> [DO THIS]:
Within the data that follows, how many lines carry the string "Height"? Give the number alone.
___ DATA LINES
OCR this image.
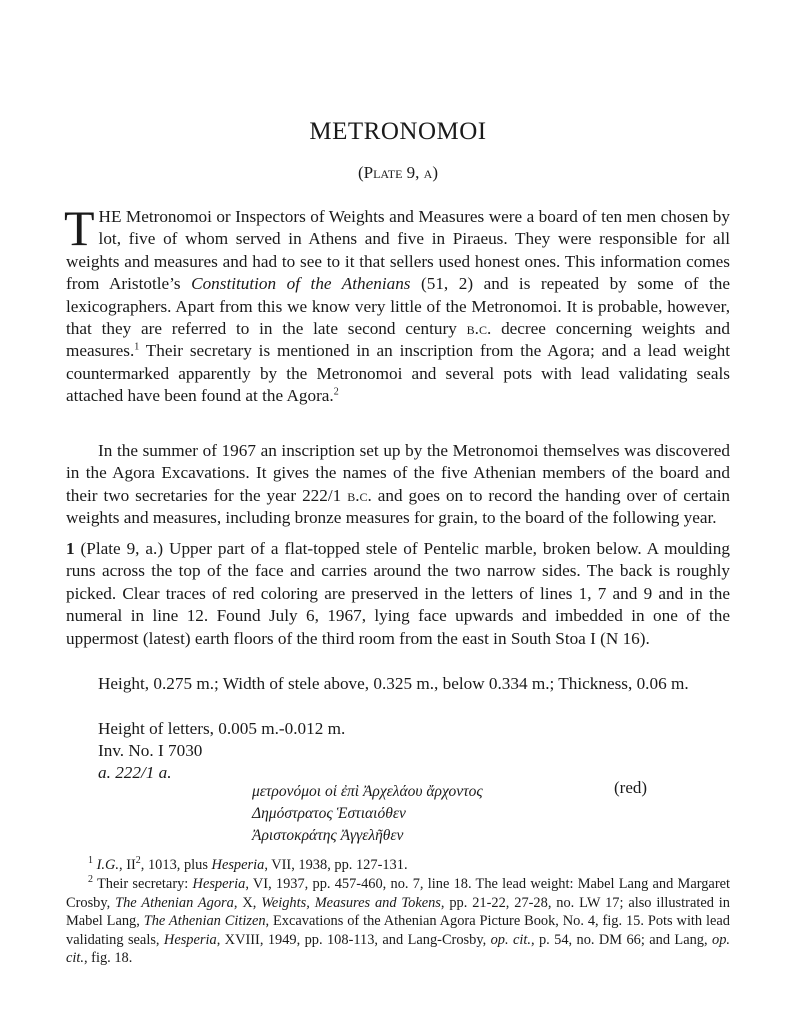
METRONOMOI
(Plate 9, a)

THE Metronomoi or Inspectors of Weights and Measures were a board of ten men chosen by lot, five of whom served in Athens and five in Piraeus. They were responsible for all weights and measures and had to see to it that sellers used honest ones. This information comes from Aristotle’s Constitution of the Athenians (51, 2) and is repeated by some of the lexicographers. Apart from this we know very little of the Metronomoi. It is probable, however, that they are referred to in the late second century b.c. decree concerning weights and measures.$^1$ Their secretary is mentioned in an inscription from the Agora; and a lead weight countermarked apparently by the Metronomoi and several pots with lead validating seals attached have been found at the Agora.$^2$

In the summer of 1967 an inscription set up by the Metronomoi themselves was discovered in the Agora Excavations. It gives the names of the five Athenian members of the board and their two secretaries for the year 222/1 b.c. and goes on to record the handing over of certain weights and measures, including bronze measures for grain, to the board of the following year.

1 (Plate 9, a.) Upper part of a flat-topped stele of Pentelic marble, broken below. A moulding runs across the top of the face and carries around the two narrow sides. The back is roughly picked. Clear traces of red coloring are preserved in the letters of lines 1, 7 and 9 and in the numeral in line 12. Found July 6, 1967, lying face upwards and imbedded in one of the uppermost (latest) earth floors of the third room from the east in South Stoa I (N 16).

Height, 0.275 m.; Width of stele above, 0.325 m., below 0.334 m.; Thickness, 0.06 m.
Height of letters, 0.005 m.-0.012 m.
Inv. No. I 7030
a. 222/1 a.
μετρονόμοι οἱ ἐπὶ Ἀρχελάου ἄρχοντος	(red)
Δημόστρατος Ἑστιαιόθεν
Ἀριστοκράτης Ἀγγελῆθεν

$^1$ I.G., $II^2$, 1013, plus Hesperia, VII, 1938, pp. 127-131.

$^2$ Their secretary: Hesperia, VI, 1937, pp. 457-460, no. 7, line 18. The lead weight: Mabel Lang and Margaret Crosby, The Athenian Agora, X, Weights, Measures and Tokens, pp. 21-22, 27-28, no. LW 17; also illustrated in Mabel Lang, The Athenian Citizen, Excavations of the Athenian Agora Picture Book, No. 4, fig. 15. Pots with lead validating seals, Hesperia, XVIII, 1949, pp. 108-113, and Lang-Crosby, op. cit., p. 54, no. DM 66; and Lang, op. cit., fig. 18.
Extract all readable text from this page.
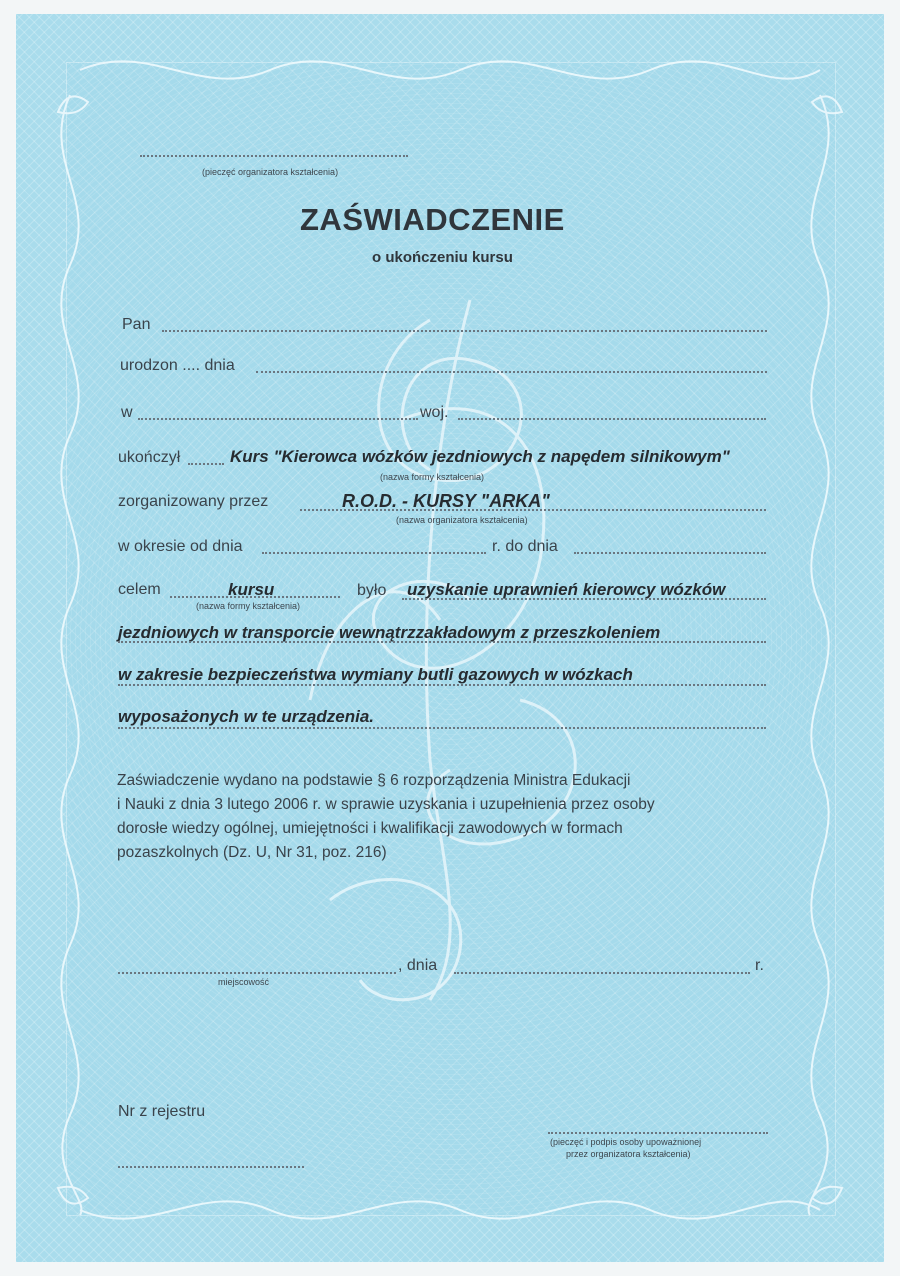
(pieczęć organizatora kształcenia)
ZAŚWIADCZENIE
o ukończeniu kursu
Pan
urodzon .... dnia
w	woj.
ukończył	Kurs "Kierowca wózków jezdniowych z napędem silnikowym"
(nazwa formy kształcenia)
zorganizowany przez	R.O.D. - KURSY "ARKA"
(nazwa organizatora kształcenia)
w okresie od dnia	r. do dnia
celem	kursu
(nazwa formy kształcenia)
było uzyskanie uprawnień kierowcy wózków
jezdniowych w transporcie wewnątrzzakładowym z przeszkoleniem
w zakresie bezpieczeństwa wymiany butli gazowych w wózkach
wyposażonych w te urządzenia.
Zaświadczenie wydano na podstawie § 6 rozporządzenia Ministra Edukacji
i Nauki z dnia 3 lutego 2006 r. w sprawie uzyskania i uzupełnienia przez osoby
dorosłe wiedzy ogólnej, umiejętności i kwalifikacji zawodowych w formach
pozaszkolnych (Dz. U, Nr 31, poz. 216)
miejscowość
, dnia	r.
Nr z rejestru
(pieczęć i podpis osoby upoważnionej
przez organizatora kształcenia)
______
> [RESULT OF THIS EXERCISE]:
2